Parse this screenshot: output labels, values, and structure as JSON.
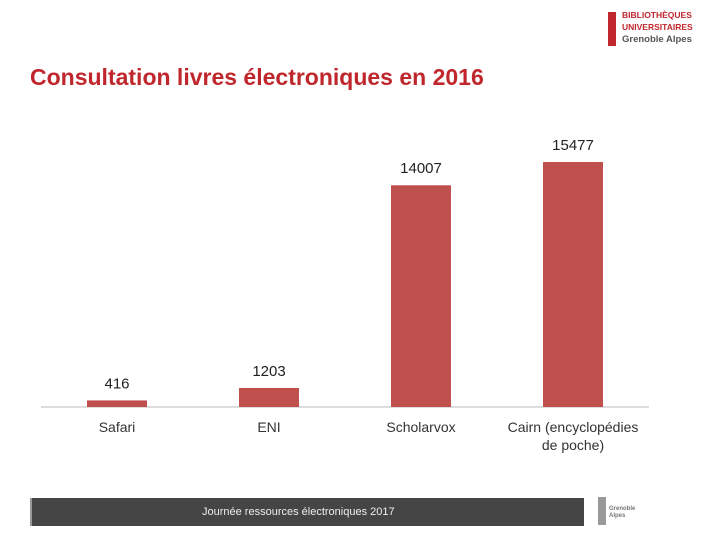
{
  "header": {
    "title": "Consultation livres électroniques en 2016",
    "logo_lines": [
      "BIBLIOTHÈQUES",
      "UNIVERSITAIRES",
      "Grenoble Alpes"
    ]
  },
  "chart_data": {
    "type": "bar",
    "categories": [
      "Safari",
      "ENI",
      "Scholarvox",
      "Cairn (encyclopédies de poche)"
    ],
    "values": [
      416,
      1203,
      14007,
      15477
    ],
    "color": "#c0504d"
  },
  "footer": {
    "text": "Journée ressources électroniques 2017",
    "logo_text": "Grenoble Alpes"
  }
}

----------

- [Task] Make an exact copy of the whole listing, but don't bring over any pictures.

- [The reply]
Parse this screenshot: output labels, values, and structure as JSON.
{
  "header": {
    "title": "Consultation livres électroniques en 2016",
    "logo_lines": [
      "BIBLIOTHÈQUES",
      "UNIVERSITAIRES",
      "Grenoble Alpes"
    ]
  },
  "chart_data": {
    "type": "bar",
    "categories": [
      "Safari",
      "ENI",
      "Scholarvox",
      "Cairn (encyclopédies de poche)"
    ],
    "values": [
      416,
      1203,
      14007,
      15477
    ],
    "color": "#c0504d"
  },
  "footer": {
    "text": "Journée ressources électroniques 2017",
    "logo_text": "Grenoble Alpes"
  }
}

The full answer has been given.